Figure dataset records:
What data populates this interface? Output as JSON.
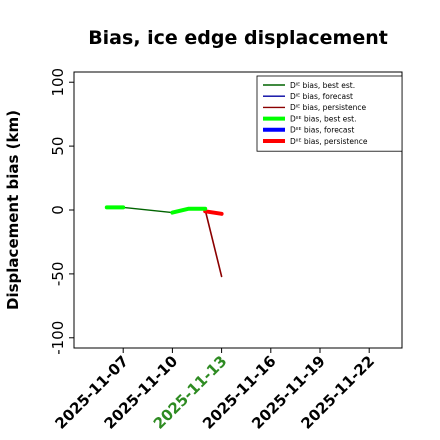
{
  "chart_data": {
    "type": "line",
    "title": "Bias, ice edge displacement",
    "ylabel": "Displacement bias (km)",
    "xlabel": "",
    "ylim": [
      -108,
      108
    ],
    "xlim": [
      "2025-11-04",
      "2025-11-24"
    ],
    "yticks": [
      100,
      50,
      0,
      -50,
      -100
    ],
    "xticks": [
      "2025-11-07",
      "2025-11-10",
      "2025-11-13",
      "2025-11-16",
      "2025-11-19",
      "2025-11-22"
    ],
    "highlight_xtick": "2025-11-13",
    "highlight_color": "#2e8b22",
    "grid": false,
    "legend_position": "top-right",
    "series": [
      {
        "name": "Dᴵᴱ bias, best est.",
        "color": "#006400",
        "width": 1.4,
        "points": [
          [
            "2025-11-06",
            2
          ],
          [
            "2025-11-07",
            2
          ],
          [
            "2025-11-10",
            -2
          ],
          [
            "2025-11-11",
            1
          ],
          [
            "2025-11-12",
            1
          ]
        ]
      },
      {
        "name": "Dᴵᴱ bias, forecast",
        "color": "#0000a0",
        "width": 1.4,
        "points": []
      },
      {
        "name": "Dᴵᴱ bias, persistence",
        "color": "#8b0000",
        "width": 1.6,
        "points": [
          [
            "2025-11-12",
            0
          ],
          [
            "2025-11-13",
            -52
          ]
        ]
      },
      {
        "name": "Dᴵᴵᴱ bias, best est.",
        "color": "#00ff00",
        "width": 4,
        "points": [
          [
            "2025-11-06",
            2
          ],
          [
            "2025-11-07",
            2
          ]
        ]
      },
      {
        "name": "Dᴵᴵᴱ bias, forecast",
        "color": "#0000ff",
        "width": 4,
        "points": []
      },
      {
        "name": "Dᴵᴵᴱ bias, persistence",
        "color": "#ff0000",
        "width": 4,
        "points": [
          [
            "2025-11-12",
            -1
          ],
          [
            "2025-11-13",
            -3
          ]
        ]
      },
      {
        "name": "",
        "color": "#00ff00",
        "width": 4,
        "points": [
          [
            "2025-11-10",
            -2
          ],
          [
            "2025-11-11",
            1
          ],
          [
            "2025-11-12",
            1
          ]
        ]
      }
    ],
    "legend": [
      {
        "label": "Dᴵᴱ bias, best est.",
        "color": "#006400",
        "width": 1.4
      },
      {
        "label": "Dᴵᴱ bias, forecast",
        "color": "#0000a0",
        "width": 1.4
      },
      {
        "label": "Dᴵᴱ bias, persistence",
        "color": "#8b0000",
        "width": 1.4
      },
      {
        "label": "Dᴵᴵᴱ bias, best est.",
        "color": "#00ff00",
        "width": 4
      },
      {
        "label": "Dᴵᴵᴱ bias, forecast",
        "color": "#0000ff",
        "width": 4
      },
      {
        "label": "Dᴵᴵᴱ bias, persistence",
        "color": "#ff0000",
        "width": 4
      }
    ]
  }
}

What the exercise asks |
Extract every line above that contains the word "persistence".

Written solution |
        "name": "Dᴵᴱ bias, persistence",
        "name": "Dᴵᴵᴱ bias, persistence",
        "label": "Dᴵᴱ bias, persistence",
        "label": "Dᴵᴵᴱ bias, persistence",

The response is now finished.